Direction:
Where a line of the listing below includes the word "Obras", reproduce that line.

Entries provided:

+ + + + +

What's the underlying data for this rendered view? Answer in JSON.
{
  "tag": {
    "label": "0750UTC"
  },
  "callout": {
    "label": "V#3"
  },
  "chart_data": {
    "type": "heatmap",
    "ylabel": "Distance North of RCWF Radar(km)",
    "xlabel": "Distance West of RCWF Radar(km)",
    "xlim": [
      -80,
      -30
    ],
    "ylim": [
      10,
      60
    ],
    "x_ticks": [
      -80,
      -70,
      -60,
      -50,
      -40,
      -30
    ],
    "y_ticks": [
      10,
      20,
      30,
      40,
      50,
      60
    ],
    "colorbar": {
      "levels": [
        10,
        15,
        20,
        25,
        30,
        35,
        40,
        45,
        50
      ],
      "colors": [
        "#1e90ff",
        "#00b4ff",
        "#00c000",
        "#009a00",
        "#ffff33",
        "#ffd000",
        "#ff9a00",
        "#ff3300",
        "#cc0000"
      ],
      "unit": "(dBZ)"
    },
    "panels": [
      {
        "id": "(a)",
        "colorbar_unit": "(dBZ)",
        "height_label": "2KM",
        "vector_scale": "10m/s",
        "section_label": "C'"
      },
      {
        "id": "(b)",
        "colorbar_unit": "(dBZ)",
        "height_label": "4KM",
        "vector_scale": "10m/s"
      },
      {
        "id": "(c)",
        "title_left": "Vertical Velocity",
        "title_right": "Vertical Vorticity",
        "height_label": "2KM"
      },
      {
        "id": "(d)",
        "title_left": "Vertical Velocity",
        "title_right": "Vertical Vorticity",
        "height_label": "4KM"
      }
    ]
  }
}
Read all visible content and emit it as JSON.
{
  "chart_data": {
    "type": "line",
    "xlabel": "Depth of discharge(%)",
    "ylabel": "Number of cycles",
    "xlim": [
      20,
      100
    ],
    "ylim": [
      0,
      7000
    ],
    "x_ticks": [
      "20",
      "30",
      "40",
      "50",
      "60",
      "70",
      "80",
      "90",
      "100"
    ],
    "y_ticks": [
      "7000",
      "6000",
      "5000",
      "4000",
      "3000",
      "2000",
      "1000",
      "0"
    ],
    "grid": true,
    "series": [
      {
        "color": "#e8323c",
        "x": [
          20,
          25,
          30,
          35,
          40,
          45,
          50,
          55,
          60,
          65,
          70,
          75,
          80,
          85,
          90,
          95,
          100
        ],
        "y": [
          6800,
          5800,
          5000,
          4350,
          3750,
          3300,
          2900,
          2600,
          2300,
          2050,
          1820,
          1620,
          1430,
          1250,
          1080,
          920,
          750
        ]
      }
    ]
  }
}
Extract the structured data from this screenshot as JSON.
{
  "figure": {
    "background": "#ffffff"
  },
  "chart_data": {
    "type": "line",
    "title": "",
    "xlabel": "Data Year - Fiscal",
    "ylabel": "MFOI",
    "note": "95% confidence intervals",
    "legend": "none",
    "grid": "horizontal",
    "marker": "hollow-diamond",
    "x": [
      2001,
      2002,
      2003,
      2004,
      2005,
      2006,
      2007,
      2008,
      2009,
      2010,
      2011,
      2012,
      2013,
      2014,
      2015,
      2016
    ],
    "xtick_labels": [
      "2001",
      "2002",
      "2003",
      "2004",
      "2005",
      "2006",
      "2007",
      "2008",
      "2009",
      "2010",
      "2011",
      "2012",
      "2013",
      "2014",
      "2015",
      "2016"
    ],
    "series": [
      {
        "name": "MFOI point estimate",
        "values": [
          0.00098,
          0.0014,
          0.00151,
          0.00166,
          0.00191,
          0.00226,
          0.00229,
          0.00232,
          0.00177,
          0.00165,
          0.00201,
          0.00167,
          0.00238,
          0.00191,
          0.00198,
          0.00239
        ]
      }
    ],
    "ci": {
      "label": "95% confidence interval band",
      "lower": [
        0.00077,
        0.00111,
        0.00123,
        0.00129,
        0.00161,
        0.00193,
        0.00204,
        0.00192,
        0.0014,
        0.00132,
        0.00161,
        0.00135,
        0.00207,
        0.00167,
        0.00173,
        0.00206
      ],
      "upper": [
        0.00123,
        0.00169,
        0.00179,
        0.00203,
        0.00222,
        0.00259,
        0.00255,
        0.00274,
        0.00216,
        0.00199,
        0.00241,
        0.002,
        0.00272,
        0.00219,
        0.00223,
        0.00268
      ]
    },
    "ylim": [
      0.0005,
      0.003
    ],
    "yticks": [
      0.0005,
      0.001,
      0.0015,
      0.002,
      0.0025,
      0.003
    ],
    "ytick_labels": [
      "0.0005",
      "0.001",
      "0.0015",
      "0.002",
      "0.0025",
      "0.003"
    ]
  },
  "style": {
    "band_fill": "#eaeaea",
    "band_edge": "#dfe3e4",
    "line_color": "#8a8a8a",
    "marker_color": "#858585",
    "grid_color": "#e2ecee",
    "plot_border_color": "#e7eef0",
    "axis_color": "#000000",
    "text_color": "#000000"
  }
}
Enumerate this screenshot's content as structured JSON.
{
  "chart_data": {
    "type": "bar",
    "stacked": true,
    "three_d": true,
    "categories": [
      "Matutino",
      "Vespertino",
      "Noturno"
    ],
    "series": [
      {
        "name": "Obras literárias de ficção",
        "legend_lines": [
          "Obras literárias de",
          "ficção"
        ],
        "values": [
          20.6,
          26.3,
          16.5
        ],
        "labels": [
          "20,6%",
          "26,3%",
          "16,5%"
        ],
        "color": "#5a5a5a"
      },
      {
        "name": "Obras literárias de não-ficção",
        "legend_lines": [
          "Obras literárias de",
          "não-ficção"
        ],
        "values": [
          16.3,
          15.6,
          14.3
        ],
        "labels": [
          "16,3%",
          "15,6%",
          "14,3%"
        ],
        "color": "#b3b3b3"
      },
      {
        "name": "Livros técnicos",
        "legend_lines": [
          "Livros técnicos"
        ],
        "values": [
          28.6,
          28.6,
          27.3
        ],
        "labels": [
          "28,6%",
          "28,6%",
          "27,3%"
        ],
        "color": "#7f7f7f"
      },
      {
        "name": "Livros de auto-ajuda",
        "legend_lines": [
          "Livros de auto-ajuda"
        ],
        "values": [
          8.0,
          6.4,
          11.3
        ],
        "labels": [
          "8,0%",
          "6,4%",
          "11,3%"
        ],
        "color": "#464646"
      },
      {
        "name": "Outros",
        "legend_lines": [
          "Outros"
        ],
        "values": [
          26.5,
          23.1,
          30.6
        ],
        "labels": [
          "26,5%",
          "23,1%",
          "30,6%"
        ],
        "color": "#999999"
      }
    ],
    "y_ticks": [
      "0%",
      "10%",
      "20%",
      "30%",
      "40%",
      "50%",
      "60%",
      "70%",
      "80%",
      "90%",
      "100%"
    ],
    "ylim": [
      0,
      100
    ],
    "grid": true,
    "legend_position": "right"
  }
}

+ + + + +

Task solution:
        "name": "Obras literárias de ficção",
          "Obras literárias de",
        "name": "Obras literárias de não-ficção",
          "Obras literárias de",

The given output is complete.